**Exercise description**
Show all lines of the listing that hold the word "screenshot".

------ Source records

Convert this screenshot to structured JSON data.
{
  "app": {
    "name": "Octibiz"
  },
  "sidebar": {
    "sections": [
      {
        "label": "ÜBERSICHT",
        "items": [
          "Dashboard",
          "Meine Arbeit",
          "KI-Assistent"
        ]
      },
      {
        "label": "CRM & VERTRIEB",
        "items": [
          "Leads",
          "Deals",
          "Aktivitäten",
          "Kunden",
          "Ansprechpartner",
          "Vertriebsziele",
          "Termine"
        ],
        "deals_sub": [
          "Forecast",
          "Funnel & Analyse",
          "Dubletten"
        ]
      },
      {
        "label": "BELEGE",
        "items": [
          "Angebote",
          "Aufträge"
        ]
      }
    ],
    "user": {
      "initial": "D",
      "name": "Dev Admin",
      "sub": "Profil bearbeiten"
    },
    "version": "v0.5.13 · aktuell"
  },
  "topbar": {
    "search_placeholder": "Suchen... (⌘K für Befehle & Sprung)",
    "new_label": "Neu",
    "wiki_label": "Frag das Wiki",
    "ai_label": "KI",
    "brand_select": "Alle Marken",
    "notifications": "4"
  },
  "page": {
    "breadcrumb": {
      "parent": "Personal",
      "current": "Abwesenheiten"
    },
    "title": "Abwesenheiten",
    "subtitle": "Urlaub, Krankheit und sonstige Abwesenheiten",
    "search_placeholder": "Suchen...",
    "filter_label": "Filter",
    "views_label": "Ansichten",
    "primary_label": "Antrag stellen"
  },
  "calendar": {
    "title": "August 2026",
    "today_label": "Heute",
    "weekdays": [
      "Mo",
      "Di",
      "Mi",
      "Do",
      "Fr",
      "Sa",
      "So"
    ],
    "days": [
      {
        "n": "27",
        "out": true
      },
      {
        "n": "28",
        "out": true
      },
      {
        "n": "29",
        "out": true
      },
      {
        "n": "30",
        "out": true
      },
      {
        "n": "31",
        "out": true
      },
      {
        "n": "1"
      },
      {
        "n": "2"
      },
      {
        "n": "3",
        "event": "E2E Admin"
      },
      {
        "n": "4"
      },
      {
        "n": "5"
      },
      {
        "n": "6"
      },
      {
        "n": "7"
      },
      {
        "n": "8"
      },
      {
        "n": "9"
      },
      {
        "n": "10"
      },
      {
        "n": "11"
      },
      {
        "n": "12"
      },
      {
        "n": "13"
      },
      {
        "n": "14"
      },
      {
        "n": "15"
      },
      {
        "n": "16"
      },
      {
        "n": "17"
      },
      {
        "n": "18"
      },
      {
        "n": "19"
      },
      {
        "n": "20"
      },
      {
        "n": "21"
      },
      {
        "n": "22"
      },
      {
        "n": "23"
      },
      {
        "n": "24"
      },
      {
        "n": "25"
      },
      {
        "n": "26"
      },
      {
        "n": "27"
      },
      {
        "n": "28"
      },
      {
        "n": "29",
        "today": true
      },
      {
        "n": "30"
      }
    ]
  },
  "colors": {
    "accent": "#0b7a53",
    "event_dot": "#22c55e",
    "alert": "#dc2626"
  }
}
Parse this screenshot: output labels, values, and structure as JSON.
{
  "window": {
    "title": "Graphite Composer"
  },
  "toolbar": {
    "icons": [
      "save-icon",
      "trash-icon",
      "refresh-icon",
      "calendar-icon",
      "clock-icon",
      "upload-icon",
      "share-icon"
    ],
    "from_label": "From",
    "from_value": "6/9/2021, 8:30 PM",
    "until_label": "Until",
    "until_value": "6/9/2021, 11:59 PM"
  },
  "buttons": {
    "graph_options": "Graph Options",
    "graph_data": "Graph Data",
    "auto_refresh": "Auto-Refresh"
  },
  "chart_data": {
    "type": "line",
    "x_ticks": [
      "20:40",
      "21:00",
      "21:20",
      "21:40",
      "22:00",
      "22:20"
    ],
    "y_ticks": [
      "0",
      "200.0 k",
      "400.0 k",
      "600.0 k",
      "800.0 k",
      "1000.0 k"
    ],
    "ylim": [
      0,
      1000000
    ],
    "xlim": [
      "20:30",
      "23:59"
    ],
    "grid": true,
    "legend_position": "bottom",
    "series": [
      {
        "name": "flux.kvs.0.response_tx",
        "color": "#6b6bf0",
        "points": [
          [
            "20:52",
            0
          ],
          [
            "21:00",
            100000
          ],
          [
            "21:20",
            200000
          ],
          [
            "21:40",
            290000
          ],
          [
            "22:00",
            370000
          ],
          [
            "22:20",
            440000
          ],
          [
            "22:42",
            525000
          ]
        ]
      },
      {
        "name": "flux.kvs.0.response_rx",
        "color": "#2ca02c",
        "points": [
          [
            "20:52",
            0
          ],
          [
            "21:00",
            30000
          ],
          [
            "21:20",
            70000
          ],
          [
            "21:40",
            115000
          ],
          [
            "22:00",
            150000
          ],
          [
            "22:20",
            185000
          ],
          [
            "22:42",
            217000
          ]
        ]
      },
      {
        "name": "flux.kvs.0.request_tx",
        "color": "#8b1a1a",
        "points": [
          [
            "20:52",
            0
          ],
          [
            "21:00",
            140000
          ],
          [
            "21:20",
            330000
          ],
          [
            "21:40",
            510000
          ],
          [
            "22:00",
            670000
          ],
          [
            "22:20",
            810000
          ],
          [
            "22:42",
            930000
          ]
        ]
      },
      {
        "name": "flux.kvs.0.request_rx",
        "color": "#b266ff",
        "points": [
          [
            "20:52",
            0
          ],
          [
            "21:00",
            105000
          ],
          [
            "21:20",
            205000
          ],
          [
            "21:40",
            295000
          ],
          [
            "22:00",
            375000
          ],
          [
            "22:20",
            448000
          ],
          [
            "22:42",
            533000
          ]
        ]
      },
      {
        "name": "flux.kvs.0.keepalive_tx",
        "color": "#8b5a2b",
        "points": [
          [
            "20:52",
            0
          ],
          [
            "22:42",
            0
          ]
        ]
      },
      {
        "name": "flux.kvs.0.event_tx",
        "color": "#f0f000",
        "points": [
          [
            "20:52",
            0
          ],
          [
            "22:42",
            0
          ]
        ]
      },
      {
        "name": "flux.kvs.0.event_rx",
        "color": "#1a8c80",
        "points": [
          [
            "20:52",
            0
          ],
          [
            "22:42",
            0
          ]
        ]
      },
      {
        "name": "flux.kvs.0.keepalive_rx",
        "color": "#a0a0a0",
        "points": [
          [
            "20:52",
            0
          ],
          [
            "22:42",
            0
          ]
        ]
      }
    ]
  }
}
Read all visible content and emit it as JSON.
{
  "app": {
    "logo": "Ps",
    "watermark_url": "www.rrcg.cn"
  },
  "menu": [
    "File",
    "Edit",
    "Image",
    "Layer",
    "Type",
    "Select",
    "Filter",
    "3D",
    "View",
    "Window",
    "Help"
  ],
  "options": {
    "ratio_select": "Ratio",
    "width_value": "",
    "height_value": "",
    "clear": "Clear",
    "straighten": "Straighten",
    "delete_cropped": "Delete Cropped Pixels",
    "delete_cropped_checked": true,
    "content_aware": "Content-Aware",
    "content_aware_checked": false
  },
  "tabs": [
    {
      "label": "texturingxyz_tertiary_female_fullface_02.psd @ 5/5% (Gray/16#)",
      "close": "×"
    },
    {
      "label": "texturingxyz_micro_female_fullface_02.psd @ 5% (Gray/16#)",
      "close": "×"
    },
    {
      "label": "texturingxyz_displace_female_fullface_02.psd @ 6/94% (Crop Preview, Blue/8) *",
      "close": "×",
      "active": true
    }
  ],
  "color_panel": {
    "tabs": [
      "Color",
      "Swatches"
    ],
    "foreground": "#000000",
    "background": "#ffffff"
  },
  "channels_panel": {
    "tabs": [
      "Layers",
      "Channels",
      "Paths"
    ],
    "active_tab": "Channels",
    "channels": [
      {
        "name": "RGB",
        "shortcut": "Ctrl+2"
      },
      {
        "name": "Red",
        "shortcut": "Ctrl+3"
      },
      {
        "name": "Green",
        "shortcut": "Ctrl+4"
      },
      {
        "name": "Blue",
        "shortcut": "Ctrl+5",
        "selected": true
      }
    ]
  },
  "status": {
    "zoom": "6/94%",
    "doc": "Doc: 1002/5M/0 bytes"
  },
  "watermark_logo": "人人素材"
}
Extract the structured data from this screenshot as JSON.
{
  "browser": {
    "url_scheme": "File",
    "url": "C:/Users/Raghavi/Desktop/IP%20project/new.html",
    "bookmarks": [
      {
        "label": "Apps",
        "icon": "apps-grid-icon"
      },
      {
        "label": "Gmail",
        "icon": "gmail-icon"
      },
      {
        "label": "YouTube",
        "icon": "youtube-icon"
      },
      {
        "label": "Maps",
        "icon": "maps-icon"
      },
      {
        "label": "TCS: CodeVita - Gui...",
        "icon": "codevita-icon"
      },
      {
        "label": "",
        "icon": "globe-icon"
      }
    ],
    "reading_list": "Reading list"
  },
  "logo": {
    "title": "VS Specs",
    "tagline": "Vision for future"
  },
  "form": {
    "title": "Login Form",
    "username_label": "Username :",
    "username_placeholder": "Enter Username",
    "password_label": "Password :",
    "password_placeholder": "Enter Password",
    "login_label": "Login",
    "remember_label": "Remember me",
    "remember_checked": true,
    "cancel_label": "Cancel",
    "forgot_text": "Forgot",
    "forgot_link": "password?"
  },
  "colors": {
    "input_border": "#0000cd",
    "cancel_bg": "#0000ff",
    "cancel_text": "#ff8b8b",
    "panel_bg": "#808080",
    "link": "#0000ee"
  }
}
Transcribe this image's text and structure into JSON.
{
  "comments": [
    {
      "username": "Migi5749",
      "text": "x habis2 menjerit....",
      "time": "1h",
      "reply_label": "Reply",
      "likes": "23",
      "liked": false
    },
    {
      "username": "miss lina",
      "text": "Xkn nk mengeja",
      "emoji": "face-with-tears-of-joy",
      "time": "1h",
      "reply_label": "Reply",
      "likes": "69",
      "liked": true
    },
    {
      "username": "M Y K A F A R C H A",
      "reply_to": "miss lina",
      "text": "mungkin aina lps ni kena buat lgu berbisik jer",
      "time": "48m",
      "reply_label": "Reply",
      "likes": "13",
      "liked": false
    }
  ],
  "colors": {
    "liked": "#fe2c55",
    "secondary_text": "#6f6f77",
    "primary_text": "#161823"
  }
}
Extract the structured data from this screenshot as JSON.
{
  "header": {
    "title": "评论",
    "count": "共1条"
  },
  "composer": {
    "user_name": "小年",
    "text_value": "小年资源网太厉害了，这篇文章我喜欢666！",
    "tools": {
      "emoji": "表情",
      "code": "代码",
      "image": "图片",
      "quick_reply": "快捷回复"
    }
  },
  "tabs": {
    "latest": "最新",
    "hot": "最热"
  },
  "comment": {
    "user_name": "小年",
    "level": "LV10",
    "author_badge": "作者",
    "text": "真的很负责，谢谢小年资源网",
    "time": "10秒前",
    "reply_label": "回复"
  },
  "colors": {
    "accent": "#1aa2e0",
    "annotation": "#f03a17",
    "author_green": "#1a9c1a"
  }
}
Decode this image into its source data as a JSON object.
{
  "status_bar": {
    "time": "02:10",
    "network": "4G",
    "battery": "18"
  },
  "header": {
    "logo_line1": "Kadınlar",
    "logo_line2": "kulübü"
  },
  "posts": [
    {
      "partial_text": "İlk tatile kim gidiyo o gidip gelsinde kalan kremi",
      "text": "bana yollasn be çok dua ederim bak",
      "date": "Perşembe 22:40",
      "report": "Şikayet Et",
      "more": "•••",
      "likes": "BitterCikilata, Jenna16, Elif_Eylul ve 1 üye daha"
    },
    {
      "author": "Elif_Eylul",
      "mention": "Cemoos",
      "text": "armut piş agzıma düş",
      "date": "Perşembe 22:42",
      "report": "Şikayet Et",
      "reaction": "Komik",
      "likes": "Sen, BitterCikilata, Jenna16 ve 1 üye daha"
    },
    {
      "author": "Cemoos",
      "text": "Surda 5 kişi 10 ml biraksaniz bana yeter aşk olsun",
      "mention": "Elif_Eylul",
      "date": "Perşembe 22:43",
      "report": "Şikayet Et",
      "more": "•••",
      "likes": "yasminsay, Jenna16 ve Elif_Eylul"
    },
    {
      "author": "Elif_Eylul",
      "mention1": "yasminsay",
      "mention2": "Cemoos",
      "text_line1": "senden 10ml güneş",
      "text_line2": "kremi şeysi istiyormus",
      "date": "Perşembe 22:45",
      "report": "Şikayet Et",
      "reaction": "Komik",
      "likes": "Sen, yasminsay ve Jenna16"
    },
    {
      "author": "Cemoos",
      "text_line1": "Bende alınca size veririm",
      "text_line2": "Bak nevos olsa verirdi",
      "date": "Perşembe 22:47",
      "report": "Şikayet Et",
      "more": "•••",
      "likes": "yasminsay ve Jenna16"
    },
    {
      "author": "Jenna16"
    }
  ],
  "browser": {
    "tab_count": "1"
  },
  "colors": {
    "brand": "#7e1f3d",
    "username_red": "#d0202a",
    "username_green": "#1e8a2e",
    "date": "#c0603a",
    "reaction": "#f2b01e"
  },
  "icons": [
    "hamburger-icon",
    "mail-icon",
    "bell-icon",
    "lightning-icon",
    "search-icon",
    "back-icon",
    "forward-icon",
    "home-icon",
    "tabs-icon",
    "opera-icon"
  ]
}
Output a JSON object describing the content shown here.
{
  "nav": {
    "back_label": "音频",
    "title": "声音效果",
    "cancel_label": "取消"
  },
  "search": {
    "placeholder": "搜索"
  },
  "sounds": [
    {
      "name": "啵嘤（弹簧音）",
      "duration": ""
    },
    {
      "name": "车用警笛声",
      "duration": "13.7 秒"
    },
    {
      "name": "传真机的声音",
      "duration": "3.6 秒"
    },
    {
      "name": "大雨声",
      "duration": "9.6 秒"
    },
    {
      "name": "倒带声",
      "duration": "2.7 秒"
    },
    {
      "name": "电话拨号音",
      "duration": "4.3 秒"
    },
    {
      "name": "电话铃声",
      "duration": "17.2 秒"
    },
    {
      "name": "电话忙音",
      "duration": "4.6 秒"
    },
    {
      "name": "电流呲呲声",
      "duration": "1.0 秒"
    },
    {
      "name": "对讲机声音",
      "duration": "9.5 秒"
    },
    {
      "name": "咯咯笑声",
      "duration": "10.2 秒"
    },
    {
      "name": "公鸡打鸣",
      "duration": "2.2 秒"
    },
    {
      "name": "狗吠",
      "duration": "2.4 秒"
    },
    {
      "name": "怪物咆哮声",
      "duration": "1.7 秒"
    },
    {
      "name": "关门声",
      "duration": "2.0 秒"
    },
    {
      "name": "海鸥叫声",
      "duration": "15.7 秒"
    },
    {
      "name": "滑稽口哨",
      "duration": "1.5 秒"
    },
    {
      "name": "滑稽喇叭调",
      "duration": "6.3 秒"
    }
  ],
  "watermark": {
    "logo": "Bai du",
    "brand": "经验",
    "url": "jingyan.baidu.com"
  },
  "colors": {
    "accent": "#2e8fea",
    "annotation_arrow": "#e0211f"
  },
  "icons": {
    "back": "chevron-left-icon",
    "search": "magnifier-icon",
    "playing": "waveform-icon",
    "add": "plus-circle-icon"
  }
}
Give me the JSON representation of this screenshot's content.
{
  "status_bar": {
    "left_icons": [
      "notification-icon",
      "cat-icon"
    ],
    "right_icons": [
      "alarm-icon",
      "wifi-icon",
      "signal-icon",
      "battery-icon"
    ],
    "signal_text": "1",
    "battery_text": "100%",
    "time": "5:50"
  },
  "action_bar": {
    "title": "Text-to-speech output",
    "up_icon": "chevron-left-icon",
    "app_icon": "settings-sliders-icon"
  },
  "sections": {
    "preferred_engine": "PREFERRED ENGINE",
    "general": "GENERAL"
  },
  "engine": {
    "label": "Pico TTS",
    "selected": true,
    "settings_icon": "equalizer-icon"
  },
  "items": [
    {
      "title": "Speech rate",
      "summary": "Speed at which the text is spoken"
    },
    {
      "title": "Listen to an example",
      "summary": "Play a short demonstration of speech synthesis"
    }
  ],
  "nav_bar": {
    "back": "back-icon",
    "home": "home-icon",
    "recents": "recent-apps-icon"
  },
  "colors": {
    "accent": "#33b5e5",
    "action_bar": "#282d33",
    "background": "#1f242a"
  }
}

------------

**Exercise output**
Convert this screenshot to structured JSON data.
Parse this screenshot: output labels, values, and structure as JSON.
Extract the structured data from this screenshot as JSON.
Extract the structured data from this screenshot as JSON.
Give me the JSON representation of this screenshot's content.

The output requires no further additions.